What you are asked to do
Show every line that has the string "text" in it.

···

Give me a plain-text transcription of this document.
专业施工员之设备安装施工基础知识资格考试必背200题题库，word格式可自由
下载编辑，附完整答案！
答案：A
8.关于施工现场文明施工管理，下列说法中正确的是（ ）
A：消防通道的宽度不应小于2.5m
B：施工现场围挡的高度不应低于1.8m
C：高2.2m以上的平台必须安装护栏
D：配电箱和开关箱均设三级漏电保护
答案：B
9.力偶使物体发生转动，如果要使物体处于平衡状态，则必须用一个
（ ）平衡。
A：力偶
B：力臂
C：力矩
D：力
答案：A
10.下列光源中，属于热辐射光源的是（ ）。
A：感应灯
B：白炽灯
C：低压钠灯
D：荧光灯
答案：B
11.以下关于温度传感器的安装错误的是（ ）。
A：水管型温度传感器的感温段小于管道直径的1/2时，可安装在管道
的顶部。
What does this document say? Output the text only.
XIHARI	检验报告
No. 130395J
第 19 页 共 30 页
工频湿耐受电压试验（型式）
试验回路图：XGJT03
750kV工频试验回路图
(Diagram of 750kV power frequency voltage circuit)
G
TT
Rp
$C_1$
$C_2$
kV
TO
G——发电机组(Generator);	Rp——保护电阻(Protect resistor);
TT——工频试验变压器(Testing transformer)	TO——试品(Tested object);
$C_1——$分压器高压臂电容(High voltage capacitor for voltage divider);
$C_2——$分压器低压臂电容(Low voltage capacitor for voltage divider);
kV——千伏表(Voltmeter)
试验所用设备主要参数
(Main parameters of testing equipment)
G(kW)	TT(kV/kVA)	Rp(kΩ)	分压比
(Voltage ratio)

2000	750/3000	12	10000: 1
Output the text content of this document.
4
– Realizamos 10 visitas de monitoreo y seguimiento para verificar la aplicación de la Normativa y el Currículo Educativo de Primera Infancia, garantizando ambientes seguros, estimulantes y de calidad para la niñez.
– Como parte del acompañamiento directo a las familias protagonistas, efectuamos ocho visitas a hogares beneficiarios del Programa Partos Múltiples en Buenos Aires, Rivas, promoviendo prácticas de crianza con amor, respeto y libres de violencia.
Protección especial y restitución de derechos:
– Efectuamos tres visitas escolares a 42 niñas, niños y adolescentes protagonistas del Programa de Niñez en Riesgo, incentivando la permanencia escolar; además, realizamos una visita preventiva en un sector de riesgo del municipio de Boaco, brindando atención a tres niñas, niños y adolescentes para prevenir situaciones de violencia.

···

Solution for this task
Give me a plain-text transcription of this document.
What does this document say? Output the text only.
Output the text content of this document.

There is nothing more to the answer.